Reconhecida por interpretações singulares e pela grande versatilidade, Elza transitou do samba e da MPB para a bossa nova e o jazz. Na parte final da carreira, rendeu-se também ao hip-hop. Vencedora do Troféu APCA, do Grammy Latino e do WME Awards, Elza foi chamada de “filha” pelo jazzista Louis Armstrong e reverenciada na Europa como “a Tina Tuner brasileira”.

Elza Gomes da Conceição nasceu no Morro da Moça Bonita (hoje Vila Vintém), em Padre Miguel, no Rio de Janeiro. Aos 13 anos, inscreveu-se para participar do programa de calouros de Ary Barroso, na Rádio Tupi. Sua estreia não deixou dúvida: além de uma cantora de voz inconfundível, surgia também uma artista esclarecida, de opinião. A jornalista Adriana Lisboa descreveu assim aquele momento histórico:

(Elza) Arrancou gargalhadas da plateia quando subiu ao palco com duas tranças feitas em um cabelo mal arrumado e usando um deselegante vestido emprestado da mãe, cheio de alfinetes para se ajustar melhor aos seus poucos 33 quilos. Não era para ser levada a sério, aquela Elza. O deboche era incentivado pelo apresentador do programa, o compositor Ary Barroso, notório pela crueldade com que tratava os calouros.

§ **INSTRUÇÕES DE TRABALHO**
1 > Com base no trecho sobre Elza, responda:
(a) Onde Elza nasceu?
(b) De que programa ela se inscreveu para participar aos 13 anos, e em qual rádio?
(c) Que jazzista a chamou de "filha"?
2 > Indique se cada afirmação está de acordo com o trecho sobre Elza e cite as palavras do trecho que decidem a resposta:
(a) Elza nasceu em São Paulo.
(b) Na fase final da carreira, Elza aderiu ao hip-hop.
(c) Ary Barroso tratava os calouros com gentileza.
3 > Liste todos os gêneros musicais pelos quais Elza transitou, segundo o trecho sobre Elza.
Os dados constituem material à parte, independente do trecho sobre Elza.

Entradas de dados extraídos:

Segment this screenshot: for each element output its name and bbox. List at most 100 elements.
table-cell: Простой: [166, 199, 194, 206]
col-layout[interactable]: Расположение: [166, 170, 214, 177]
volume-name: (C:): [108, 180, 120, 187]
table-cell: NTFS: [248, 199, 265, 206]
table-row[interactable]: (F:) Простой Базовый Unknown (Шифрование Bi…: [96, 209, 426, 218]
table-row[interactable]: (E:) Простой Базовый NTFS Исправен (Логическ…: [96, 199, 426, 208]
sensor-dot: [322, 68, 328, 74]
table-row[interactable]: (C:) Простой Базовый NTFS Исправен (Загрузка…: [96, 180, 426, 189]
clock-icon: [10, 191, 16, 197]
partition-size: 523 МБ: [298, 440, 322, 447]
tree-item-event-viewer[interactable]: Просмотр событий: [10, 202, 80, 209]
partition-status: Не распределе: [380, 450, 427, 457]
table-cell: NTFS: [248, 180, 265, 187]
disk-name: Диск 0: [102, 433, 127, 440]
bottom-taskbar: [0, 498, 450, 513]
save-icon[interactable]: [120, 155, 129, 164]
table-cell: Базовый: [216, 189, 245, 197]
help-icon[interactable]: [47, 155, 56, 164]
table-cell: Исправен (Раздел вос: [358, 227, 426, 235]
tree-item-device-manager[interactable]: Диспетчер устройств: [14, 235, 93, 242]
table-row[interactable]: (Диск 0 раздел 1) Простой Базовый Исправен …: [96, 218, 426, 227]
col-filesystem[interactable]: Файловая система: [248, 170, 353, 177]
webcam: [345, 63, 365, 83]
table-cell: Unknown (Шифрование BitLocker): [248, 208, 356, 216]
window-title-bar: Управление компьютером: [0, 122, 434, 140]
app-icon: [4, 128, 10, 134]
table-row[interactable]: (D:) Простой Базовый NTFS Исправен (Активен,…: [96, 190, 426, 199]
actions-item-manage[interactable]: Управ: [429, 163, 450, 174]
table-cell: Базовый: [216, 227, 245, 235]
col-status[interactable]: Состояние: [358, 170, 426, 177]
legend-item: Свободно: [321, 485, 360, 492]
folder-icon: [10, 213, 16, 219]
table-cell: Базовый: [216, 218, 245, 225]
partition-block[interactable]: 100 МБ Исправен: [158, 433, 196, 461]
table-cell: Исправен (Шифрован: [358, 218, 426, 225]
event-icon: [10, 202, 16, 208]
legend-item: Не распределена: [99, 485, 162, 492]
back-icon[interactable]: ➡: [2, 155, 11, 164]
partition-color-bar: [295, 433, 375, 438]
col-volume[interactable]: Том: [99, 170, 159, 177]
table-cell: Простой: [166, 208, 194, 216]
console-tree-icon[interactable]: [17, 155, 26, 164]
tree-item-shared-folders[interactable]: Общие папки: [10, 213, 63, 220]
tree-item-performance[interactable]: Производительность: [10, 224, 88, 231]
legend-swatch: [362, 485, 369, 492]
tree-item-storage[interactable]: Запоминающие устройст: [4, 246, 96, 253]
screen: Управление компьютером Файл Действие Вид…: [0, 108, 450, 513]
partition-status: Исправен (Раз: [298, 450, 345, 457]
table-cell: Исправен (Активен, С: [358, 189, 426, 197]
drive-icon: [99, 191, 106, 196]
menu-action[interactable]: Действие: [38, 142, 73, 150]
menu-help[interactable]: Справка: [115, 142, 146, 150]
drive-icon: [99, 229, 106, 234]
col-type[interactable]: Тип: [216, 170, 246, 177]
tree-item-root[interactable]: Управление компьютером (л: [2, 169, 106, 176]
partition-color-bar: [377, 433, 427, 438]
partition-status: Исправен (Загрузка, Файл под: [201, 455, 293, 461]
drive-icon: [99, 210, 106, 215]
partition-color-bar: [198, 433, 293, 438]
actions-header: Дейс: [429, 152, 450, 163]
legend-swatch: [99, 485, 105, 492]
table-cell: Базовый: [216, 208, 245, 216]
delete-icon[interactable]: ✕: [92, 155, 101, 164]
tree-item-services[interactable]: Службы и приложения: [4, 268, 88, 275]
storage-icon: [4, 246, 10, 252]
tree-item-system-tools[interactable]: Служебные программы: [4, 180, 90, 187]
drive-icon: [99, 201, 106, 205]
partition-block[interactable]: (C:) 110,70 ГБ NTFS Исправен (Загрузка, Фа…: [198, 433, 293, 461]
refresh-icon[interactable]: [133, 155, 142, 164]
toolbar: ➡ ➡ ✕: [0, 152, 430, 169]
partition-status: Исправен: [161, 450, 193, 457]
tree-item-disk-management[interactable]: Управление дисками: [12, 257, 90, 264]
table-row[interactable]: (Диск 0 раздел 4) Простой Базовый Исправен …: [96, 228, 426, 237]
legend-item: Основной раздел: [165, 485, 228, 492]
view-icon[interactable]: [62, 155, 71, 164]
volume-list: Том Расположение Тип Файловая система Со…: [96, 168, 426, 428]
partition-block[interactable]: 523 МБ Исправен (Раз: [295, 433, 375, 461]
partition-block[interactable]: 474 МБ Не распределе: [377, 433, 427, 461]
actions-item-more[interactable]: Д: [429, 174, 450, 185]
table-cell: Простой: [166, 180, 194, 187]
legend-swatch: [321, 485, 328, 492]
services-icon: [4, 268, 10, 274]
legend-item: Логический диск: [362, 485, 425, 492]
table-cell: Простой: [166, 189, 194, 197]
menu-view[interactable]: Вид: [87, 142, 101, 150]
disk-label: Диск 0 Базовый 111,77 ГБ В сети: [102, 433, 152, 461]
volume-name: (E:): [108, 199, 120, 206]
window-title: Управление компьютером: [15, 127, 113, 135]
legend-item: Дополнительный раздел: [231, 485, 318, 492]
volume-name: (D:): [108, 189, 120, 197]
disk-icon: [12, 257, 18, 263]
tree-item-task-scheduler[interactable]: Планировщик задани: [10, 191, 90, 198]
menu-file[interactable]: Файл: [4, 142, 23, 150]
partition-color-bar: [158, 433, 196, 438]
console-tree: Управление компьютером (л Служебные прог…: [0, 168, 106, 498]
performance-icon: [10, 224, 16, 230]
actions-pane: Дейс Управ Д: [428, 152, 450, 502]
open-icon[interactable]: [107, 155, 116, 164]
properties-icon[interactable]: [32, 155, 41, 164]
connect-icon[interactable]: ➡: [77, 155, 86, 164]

§ **LISTA DE SOLUÇÕES**
1 >
(a) No Morro da Moça Bonita (hoje Vila Vintém), em Padre Miguel, no Rio de Janeiro.
(b) Do programa de calouros de Ary Barroso, na Rádio Tupi.
(c) Louis Armstrong.

2 >
(a) Não: "nasceu no Morro da Moça Bonita (hoje Vila Vintém), em Padre Miguel, no Rio de Janeiro".
(b) Sim: "Na parte final da carreira, rendeu-se também ao hip-hop."
(c) Não: "notório pela crueldade com que tratava os calouros".

3 > Samba, MPB, bossa nova, jazz e hip-hop.